Set out every line bearing the string "satellites".

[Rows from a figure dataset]
-*-

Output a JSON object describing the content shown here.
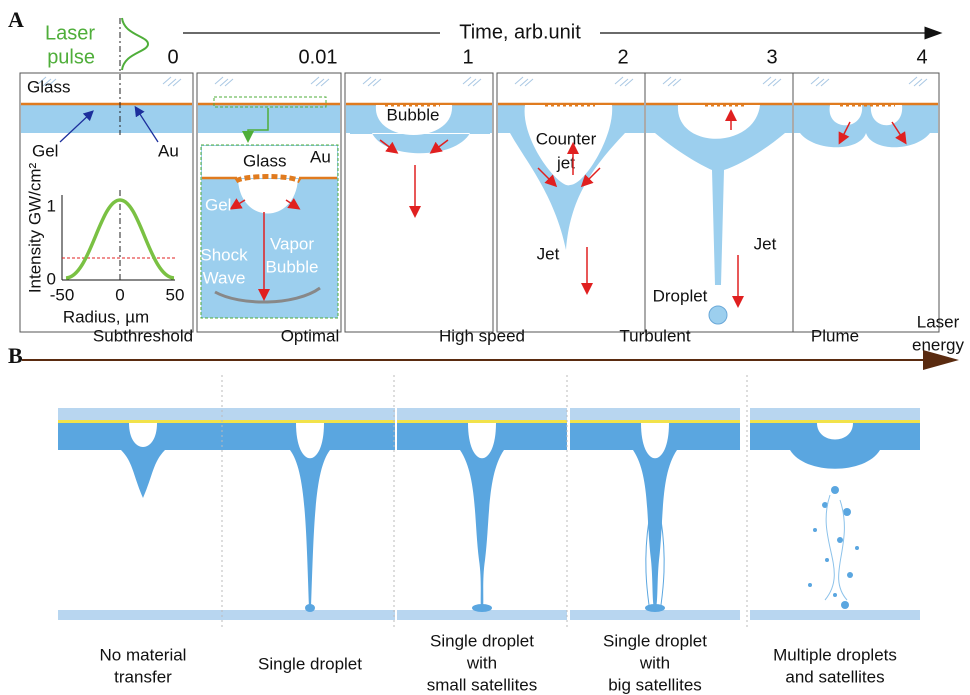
{
  "panel_a": {
    "label": "A",
    "laser_pulse": [
      "Laser",
      "pulse"
    ],
    "time_axis": "Time, arb.unit",
    "times": [
      0,
      0.01,
      1,
      2,
      3,
      4
    ],
    "frame0": {
      "glass": "Glass",
      "gel": "Gel",
      "au": "Au"
    },
    "inset_plot": {
      "y_label": "Intensity GW/cm²",
      "x_label": "Radius, µm",
      "y_ticks": [
        0,
        1
      ],
      "x_ticks": [
        -50,
        0,
        50
      ]
    },
    "zoom": {
      "glass": "Glass",
      "au": "Au",
      "gel": "Gel",
      "vapor_bubble": [
        "Vapor",
        "Bubble"
      ],
      "shock_wave": [
        "Shock",
        "Wave"
      ]
    },
    "frame1": {
      "bubble": "Bubble"
    },
    "frame2": {
      "counter_jet": [
        "Counter",
        "jet"
      ],
      "jet": "Jet"
    },
    "frame3": {
      "jet": "Jet",
      "droplet": "Droplet"
    }
  },
  "panel_b": {
    "label": "B",
    "axis": [
      "Laser",
      "energy"
    ],
    "regimes": [
      {
        "name": "Subthreshold",
        "description": [
          "No material",
          "transfer"
        ]
      },
      {
        "name": "Optimal",
        "description": [
          "Single droplet"
        ]
      },
      {
        "name": "High speed",
        "description": [
          "Single droplet",
          "with",
          "small satellites"
        ]
      },
      {
        "name": "Turbulent",
        "description": [
          "Single droplet",
          "with",
          "big satellites"
        ]
      },
      {
        "name": "Plume",
        "description": [
          "Multiple droplets",
          "and satellites"
        ]
      }
    ]
  }
}
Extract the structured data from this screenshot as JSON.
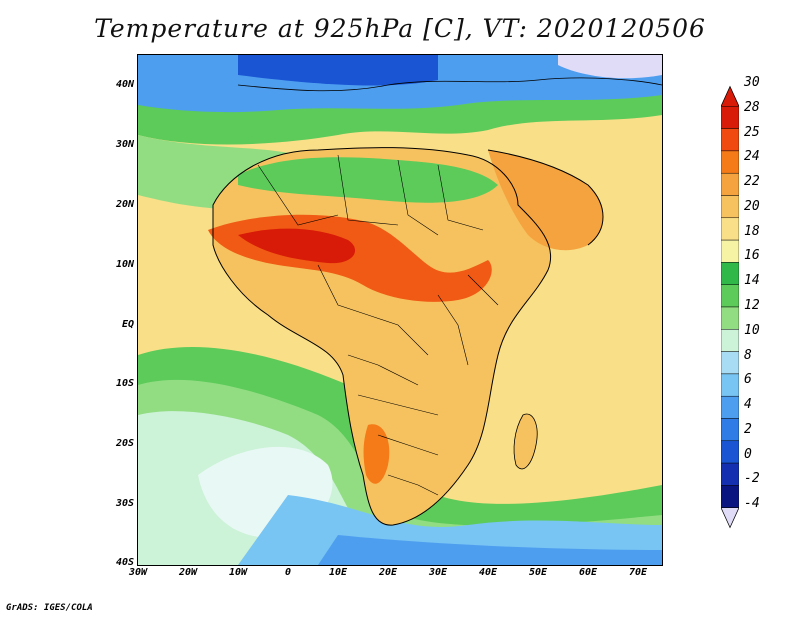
{
  "title": "Temperature at 925hPa [C], VT: 2020120506",
  "credit": "GrADS: IGES/COLA",
  "map": {
    "region": "Africa",
    "lat_ticks": [
      "40N",
      "30N",
      "20N",
      "10N",
      "EQ",
      "10S",
      "20S",
      "30S",
      "40S"
    ],
    "lon_ticks": [
      "30W",
      "20W",
      "10W",
      "0",
      "10E",
      "20E",
      "30E",
      "40E",
      "50E",
      "60E",
      "70E"
    ],
    "lat_range": [
      -40,
      45
    ],
    "lon_range": [
      -30,
      75
    ]
  },
  "colorbar": {
    "labels": [
      "30",
      "28",
      "25",
      "24",
      "22",
      "20",
      "18",
      "16",
      "14",
      "12",
      "10",
      "8",
      "6",
      "4",
      "2",
      "0",
      "-2",
      "-4"
    ],
    "colors": [
      "#d81a08",
      "#f04a10",
      "#f57a18",
      "#f5a33e",
      "#f6c25f",
      "#f8df88",
      "#f6f4a4",
      "#30b848",
      "#5ccb5a",
      "#92dd82",
      "#ccf2d8",
      "#a8dcf4",
      "#78c4f2",
      "#4e9ef0",
      "#2f7ce6",
      "#1a56d4",
      "#1430b0",
      "#0a1480"
    ],
    "top_color": "#d81a08",
    "bottom_color": "#e0dcf8"
  }
}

-*-

Response below —
          "small satellites"
          "big satellites"
          "and satellites"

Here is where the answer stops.